What the task requires »
Transcribe each line exactly.

··· Record set ···

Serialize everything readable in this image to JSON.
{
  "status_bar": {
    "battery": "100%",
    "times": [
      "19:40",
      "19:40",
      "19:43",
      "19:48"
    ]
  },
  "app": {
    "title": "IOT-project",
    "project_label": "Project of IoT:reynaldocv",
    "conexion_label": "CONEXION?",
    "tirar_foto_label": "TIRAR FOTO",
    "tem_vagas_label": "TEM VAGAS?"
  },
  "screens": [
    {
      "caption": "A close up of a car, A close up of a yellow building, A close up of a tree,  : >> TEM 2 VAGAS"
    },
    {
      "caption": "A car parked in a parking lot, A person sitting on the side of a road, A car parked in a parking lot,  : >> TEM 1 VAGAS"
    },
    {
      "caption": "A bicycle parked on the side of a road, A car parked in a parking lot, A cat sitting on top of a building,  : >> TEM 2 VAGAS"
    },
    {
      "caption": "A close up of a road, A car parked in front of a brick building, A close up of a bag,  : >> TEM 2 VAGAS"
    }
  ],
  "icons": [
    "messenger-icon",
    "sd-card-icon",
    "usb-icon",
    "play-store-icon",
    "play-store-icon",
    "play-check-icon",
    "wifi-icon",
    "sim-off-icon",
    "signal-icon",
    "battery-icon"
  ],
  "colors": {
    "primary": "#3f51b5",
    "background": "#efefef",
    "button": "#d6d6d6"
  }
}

···

Result of the task »
Serialize everything readable in this image to JSON.
{
  "status_bar": {
    "battery": "100%",
    "times": [
      "19:40",
      "19:40",
      "19:43",
      "19:48"
    ]
  },
  "app": {
    "title": "IOT-project",
    "project_label": "Project of IoT:reynaldocv",
    "conexion_label": "CONEXION?",
    "tirar_foto_label": "TIRAR FOTO",
    "tem_vagas_label": "TEM VAGAS?"
  },
  "screens": [
    {
      "caption": "A close up of a car, A close up of a yellow building, A close up of a tree,  : >> TEM 2 VAGAS"
    },
    {
      "caption": "A car parked in a parking lot, A person sitting on the side of a road, A car parked in a parking lot,  : >> TEM 1 VAGAS"
    },
    {
      "caption": "A bicycle parked on the side of a road, A car parked in a parking lot, A cat sitting on top of a building,  : >> TEM 2 VAGAS"
    },
    {
      "caption": "A close up of a road, A car parked in front of a brick building, A close up of a bag,  : >> TEM 2 VAGAS"
    }
  ],
  "icons": [
    "messenger-icon",
    "sd-card-icon",
    "usb-icon",
    "play-store-icon",
    "play-store-icon",
    "play-check-icon",
    "wifi-icon",
    "sim-off-icon",
    "signal-icon",
    "battery-icon"
  ],
  "colors": {
    "primary": "#3f51b5",
    "background": "#efefef",
    "button": "#d6d6d6"
  }
}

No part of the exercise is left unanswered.